• **Instructions for the task**
The required output is a copy of each line in the material below that includes "Fiber".

• **Data shown**
========

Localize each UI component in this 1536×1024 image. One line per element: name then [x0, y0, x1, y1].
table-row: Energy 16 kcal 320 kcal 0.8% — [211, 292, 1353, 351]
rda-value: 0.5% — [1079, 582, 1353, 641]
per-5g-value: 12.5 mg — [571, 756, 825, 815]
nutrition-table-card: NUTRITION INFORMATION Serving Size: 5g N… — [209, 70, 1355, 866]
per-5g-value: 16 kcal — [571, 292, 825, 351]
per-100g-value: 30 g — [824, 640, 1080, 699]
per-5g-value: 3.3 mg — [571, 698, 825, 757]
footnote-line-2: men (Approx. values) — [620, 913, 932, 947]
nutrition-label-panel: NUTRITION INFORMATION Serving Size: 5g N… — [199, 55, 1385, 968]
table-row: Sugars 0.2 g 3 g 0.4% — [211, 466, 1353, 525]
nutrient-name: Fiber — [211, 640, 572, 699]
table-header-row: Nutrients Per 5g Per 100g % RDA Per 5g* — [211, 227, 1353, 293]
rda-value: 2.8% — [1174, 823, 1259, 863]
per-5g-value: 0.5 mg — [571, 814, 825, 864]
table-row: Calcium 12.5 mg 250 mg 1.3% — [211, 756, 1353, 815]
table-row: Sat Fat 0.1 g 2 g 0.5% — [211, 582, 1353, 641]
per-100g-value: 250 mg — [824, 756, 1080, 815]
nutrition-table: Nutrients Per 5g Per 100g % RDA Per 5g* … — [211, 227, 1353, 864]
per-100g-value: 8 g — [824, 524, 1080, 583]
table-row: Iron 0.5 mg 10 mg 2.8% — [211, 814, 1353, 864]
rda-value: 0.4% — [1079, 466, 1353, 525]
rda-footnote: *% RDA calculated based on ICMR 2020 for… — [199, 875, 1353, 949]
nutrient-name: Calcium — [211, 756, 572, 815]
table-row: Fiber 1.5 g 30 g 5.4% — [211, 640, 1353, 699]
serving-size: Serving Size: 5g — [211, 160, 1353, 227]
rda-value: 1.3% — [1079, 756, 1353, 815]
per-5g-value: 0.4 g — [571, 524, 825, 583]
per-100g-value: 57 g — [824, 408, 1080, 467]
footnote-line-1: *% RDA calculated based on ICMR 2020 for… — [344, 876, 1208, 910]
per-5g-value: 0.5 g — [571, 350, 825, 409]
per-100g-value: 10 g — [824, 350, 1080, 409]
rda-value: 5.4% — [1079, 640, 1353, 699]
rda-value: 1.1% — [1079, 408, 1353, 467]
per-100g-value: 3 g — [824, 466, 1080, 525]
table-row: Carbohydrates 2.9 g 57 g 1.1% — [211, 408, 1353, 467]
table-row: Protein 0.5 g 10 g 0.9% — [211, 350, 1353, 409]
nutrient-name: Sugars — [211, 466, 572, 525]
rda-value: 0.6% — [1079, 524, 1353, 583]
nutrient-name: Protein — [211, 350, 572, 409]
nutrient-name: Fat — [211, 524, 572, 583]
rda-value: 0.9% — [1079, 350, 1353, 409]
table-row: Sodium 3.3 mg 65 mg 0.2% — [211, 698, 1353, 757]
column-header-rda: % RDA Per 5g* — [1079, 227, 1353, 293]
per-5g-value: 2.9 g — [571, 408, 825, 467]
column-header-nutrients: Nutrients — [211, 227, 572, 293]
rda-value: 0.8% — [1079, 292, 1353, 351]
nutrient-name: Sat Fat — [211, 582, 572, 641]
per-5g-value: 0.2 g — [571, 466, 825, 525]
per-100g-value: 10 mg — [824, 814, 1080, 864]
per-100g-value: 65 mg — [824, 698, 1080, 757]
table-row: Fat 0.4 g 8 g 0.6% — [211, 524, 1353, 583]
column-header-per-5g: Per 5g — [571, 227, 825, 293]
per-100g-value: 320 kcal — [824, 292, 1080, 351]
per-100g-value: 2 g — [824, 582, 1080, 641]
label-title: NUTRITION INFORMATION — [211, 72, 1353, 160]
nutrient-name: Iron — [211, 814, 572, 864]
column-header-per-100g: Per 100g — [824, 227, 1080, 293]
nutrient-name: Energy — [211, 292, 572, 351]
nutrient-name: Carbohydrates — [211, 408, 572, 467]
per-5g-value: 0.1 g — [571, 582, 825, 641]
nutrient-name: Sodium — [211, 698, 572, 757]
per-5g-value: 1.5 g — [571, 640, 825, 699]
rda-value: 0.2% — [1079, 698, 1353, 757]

========

• **Output for this exercise**
nutrient-name: Fiber — [211, 640, 572, 699]
table-row: Fiber 1.5 g 30 g 5.4% — [211, 640, 1353, 699]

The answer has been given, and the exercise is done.